Exercise instructions: Find how many lines hold the word "page". Give only the number.

━━━━━━━━━━━━━━━━━━━━

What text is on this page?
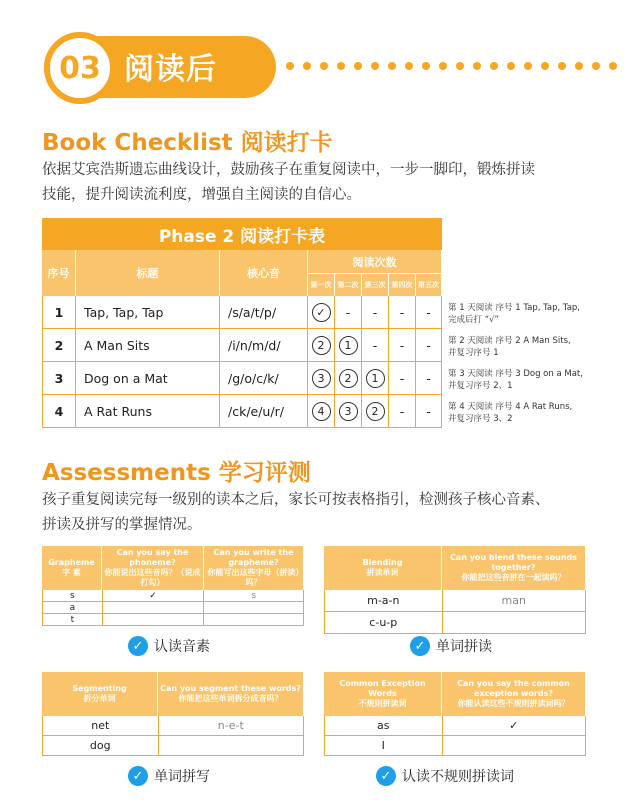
03 阅读后
Book Checklist 阅读打卡
依据艾宾浩斯遗忘曲线设计，鼓励孩子在重复阅读中，一步一脚印，锻炼拼读
技能，提升阅读流利度，增强自主阅读的自信心。
Phase 2 阅读打卡表
序号	标题	核心音
阅读次数
第一次 第二次 第三次 第四次 第五次
1	Tap, Tap, Tap	/s/a/t/p/	✓	-	-	-	-
2	A Man Sits	/i/n/m/d/	2	1	-	-	-
3	Dog on a Mat	/g/o/c/k/	3	2	1	-	-
4	A Rat Runs	/ck/e/u/r/	4	3	2	-	-
第 1 天阅读 序号 1 Tap, Tap, Tap,
完成后打 “√”
第 2 天阅读 序号 2 A Man Sits,
并复习序号 1
第 3 天阅读 序号 3 Dog on a Mat,
并复习序号 2、1
第 4 天阅读 序号 4 A Rat Runs,
并复习序号 3、2
Assessments 学习评测
孩子重复阅读完每一级别的读本之后，家长可按表格指引，检测孩子核心音素、
拼读及拼写的掌握情况。
Grapheme
字 素
Can you say the phoneme?
你能说出这些音吗？（说成打勾）
Can you write the grapheme?
你能写出这些字母（拼读）吗？
s	✓	s
a
t
✓ 认读音素
Blending
拼读单词
Can you blend these sounds together?
你能把这些音拼在一起读吗？
m-a-n	man
c-u-p
✓ 单词拼读
Segmenting
拆分单词
Can you segment these words?
你能把这些单词拆分成音吗？
net	n-e-t
dog
✓ 单词拼写
Common Exception Words
不规则拼读词
Can you say the common exception words?
你能认读这些不规则拼读词吗？
as	✓
I
✓ 认读不规则拼读词
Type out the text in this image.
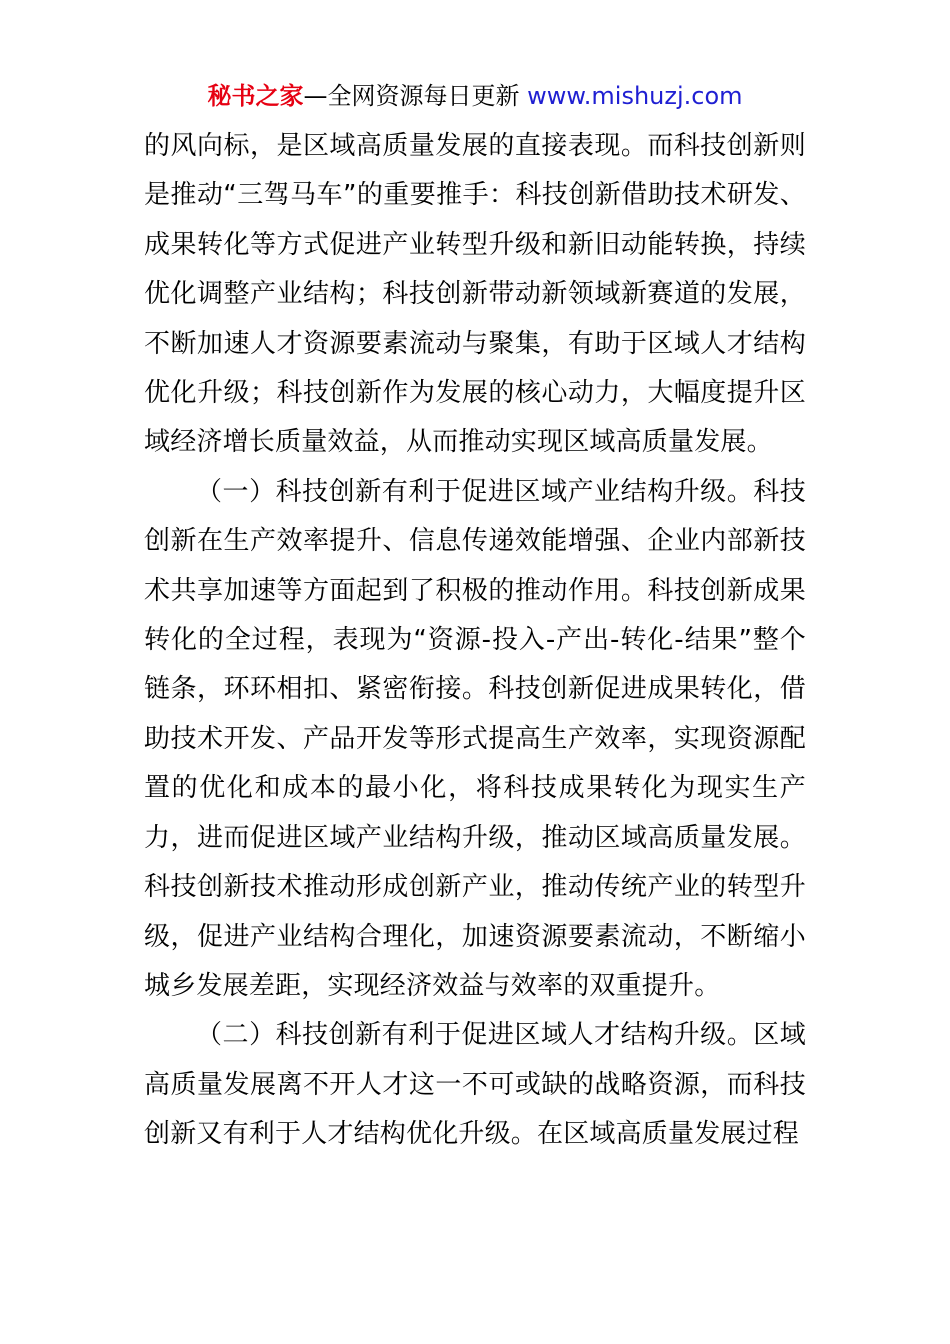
秘书之家—全网资源每日更新 www.mishuzj.com

的风向标，是区域高质量发展的直接表现。而科技创新则是推动“三驾马车”的重要推手：科技创新借助技术研发、成果转化等方式促进产业转型升级和新旧动能转换，持续优化调整产业结构；科技创新带动新领域新赛道的发展，不断加速人才资源要素流动与聚集，有助于区域人才结构优化升级；科技创新作为发展的核心动力，大幅度提升区域经济增长质量效益，从而推动实现区域高质量发展。

（一）科技创新有利于促进区域产业结构升级。科技创新在生产效率提升、信息传递效能增强、企业内部新技术共享加速等方面起到了积极的推动作用。科技创新成果转化的全过程，表现为“资源-投入-产出-转化-结果”整个链条，环环相扣、紧密衔接。科技创新促进成果转化，借助技术开发、产品开发等形式提高生产效率，实现资源配置的优化和成本的最小化，将科技成果转化为现实生产力，进而促进区域产业结构升级，推动区域高质量发展。科技创新技术推动形成创新产业，推动传统产业的转型升级，促进产业结构合理化，加速资源要素流动，不断缩小城乡发展差距，实现经济效益与效率的双重提升。

（二）科技创新有利于促进区域人才结构升级。区域高质量发展离不开人才这一不可或缺的战略资源，而科技创新又有利于人才结构优化升级。在区域高质量发展过程
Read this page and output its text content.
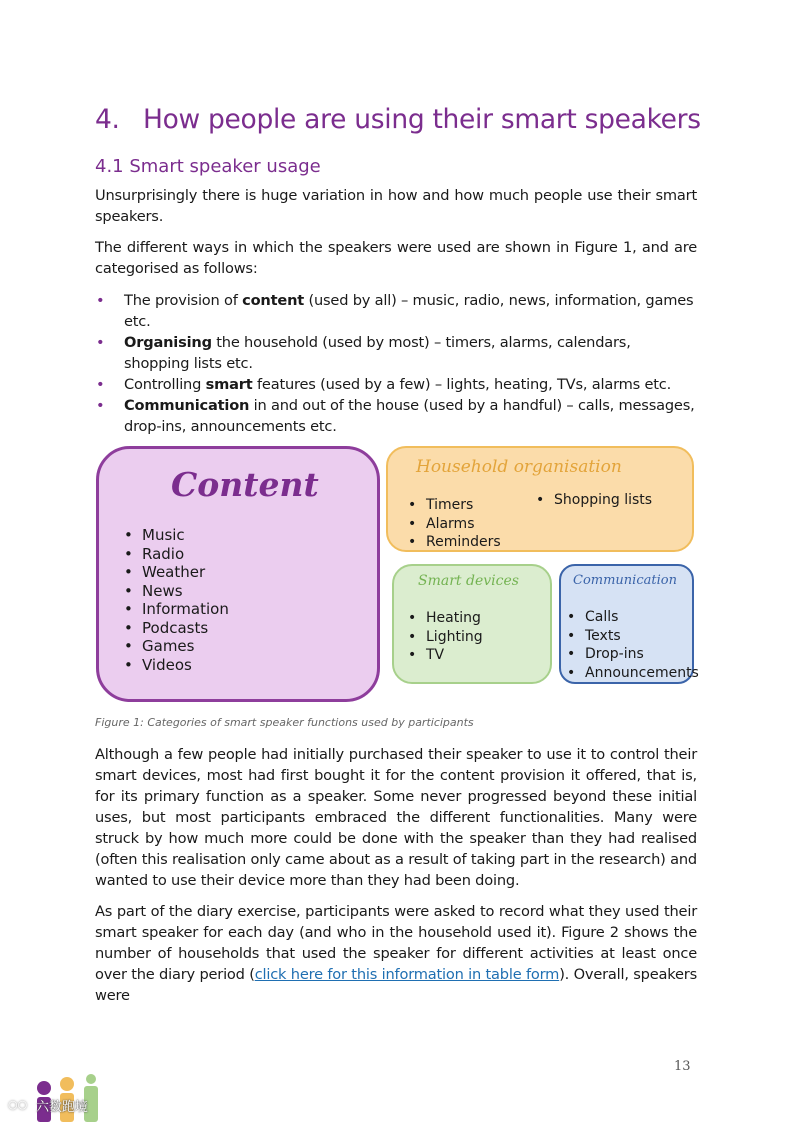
4. How people are using their smart speakers
4.1 Smart speaker usage

Unsurprisingly there is huge variation in how and how much people use their smart speakers.

The different ways in which the speakers were used are shown in Figure 1, and are categorised as follows:

• The provision of content (used by all) – music, radio, news, information, games etc.
• Organising the household (used by most) – timers, alarms, calendars, shopping lists etc.
• Controlling smart features (used by a few) – lights, heating, TVs, alarms etc.
• Communication in and out of the house (used by a handful) – calls, messages, drop-ins, announcements etc.
Content
• Music
• Radio
• Weather
• News
• Information
• Podcasts
• Games
• Videos
Household organisation
• Timers
• Alarms
• Reminders
• Shopping lists
Smart devices
• Heating
• Lighting
• TV
Communication
• Calls
• Texts
• Drop-ins
• Announcements
Figure 1: Categories of smart speaker functions used by participants

Although a few people had initially purchased their speaker to use it to control their smart devices, most had first bought it for the content provision it offered, that is, for its primary function as a speaker. Some never progressed beyond these initial uses, but most participants embraced the different functionalities. Many were struck by how much more could be done with the speaker than they had realised (often this realisation only came about as a result of taking part in the research) and wanted to use their device more than they had been doing.

As part of the diary exercise, participants were asked to record what they used their smart speaker for each day (and who in the household used it). Figure 2 shows the number of households that used the speaker for different activities at least once over the diary period (click here for this information in table form). Overall, speakers were

13
○○ 六数跑境
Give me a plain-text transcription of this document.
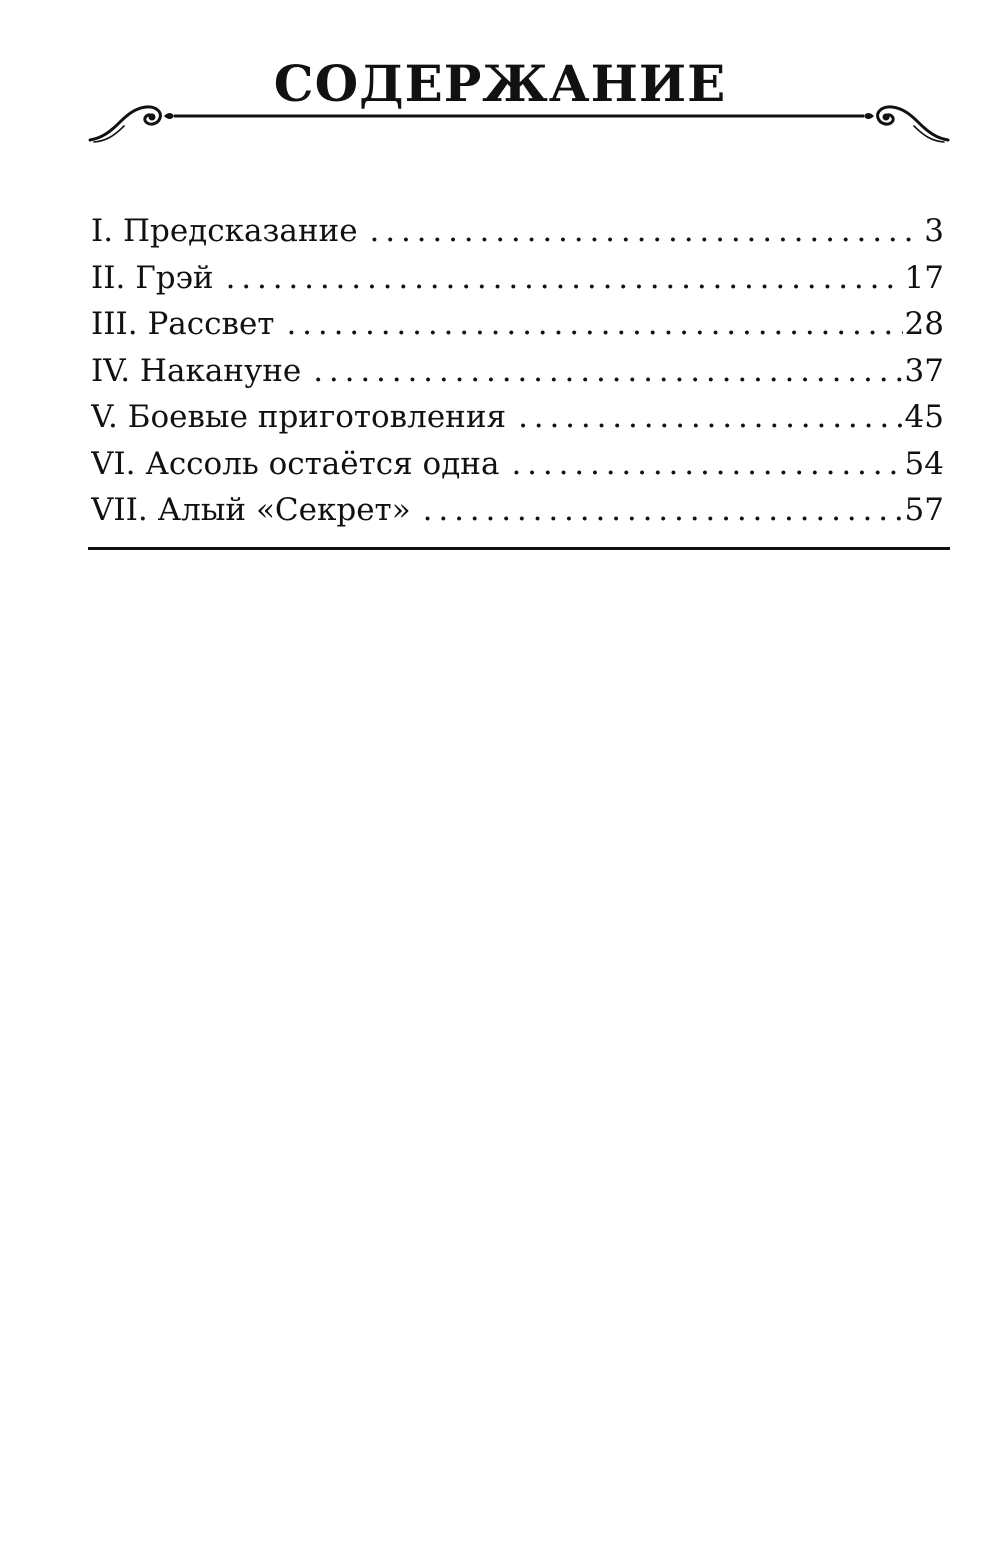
СОДЕРЖАНИЕ
I. Предсказание . . .	3
II. Грэй . . .	17
III. Рассвет . . .	28
IV. Накануне . . .	37
V. Боевые приготовления . . .	45
VI. Ассоль остаётся одна . . .	54
VII. Алый «Секрет» . . .	57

━━━━━━━━━━━━━━━━━━━━

Task response: 2